**Stated problem**
From the entries that follow, extract each line holding the string "gdyby".
___ Record set
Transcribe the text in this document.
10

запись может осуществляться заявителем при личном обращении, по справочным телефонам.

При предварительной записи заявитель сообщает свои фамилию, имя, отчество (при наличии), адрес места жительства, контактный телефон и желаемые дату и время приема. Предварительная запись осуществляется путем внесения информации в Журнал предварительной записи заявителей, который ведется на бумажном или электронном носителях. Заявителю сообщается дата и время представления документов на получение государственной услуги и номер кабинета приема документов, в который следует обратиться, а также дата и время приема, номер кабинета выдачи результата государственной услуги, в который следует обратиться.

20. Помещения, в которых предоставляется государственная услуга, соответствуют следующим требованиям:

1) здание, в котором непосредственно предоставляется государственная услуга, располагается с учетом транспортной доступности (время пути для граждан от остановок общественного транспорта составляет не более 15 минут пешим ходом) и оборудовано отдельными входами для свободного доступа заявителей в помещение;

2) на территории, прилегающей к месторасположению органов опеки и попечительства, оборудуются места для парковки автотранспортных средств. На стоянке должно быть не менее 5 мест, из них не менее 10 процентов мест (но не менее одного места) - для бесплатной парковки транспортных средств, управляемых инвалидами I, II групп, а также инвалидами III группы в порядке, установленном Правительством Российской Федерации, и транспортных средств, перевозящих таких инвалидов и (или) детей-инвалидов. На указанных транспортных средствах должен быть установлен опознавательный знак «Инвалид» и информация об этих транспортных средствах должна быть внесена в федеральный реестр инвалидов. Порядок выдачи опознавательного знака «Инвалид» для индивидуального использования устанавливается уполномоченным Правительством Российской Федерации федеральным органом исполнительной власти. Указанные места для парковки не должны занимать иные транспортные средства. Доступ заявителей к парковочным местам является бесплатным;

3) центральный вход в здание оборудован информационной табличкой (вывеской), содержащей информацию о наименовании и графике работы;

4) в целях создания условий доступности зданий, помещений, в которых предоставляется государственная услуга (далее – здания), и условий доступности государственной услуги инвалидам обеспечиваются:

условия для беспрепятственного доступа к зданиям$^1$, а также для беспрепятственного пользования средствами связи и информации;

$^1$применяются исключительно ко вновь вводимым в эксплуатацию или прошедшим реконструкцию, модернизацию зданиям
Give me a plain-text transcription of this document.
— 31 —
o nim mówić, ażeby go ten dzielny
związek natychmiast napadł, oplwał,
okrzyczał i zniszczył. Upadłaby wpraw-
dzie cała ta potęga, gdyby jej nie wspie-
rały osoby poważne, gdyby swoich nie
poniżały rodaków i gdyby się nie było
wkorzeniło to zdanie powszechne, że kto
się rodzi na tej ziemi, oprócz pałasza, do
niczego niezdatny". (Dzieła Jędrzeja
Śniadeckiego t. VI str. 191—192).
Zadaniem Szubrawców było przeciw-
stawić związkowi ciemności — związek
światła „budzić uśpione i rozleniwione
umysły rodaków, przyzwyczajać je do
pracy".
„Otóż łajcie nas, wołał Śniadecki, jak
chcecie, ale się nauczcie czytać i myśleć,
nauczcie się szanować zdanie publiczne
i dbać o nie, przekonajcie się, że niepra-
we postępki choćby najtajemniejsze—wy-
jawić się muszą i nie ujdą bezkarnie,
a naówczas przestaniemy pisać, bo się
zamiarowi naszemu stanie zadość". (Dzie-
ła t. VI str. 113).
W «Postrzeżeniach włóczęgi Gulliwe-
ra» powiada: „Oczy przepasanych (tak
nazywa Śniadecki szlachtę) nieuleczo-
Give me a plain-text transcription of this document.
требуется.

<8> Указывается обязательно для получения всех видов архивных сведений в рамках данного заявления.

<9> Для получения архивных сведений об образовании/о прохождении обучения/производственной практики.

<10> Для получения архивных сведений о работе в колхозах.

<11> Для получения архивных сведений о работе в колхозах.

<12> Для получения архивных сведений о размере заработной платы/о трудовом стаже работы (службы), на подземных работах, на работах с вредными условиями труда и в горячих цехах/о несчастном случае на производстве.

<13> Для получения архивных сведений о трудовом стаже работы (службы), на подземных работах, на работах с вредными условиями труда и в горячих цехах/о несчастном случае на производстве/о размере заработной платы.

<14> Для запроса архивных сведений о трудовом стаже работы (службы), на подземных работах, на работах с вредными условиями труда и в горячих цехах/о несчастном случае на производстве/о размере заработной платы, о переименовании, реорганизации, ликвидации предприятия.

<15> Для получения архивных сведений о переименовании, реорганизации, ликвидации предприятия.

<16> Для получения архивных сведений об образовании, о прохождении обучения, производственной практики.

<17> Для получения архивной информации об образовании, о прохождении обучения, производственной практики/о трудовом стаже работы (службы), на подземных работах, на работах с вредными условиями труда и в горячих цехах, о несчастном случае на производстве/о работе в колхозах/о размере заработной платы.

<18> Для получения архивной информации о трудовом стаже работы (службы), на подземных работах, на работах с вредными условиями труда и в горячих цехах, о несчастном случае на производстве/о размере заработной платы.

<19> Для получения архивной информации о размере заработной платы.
______
**Written solution**
dzie cała ta potęga, gdyby jej nie wspie-
rały osoby poważne, gdyby swoich nie
poniżały rodaków i gdyby się nie było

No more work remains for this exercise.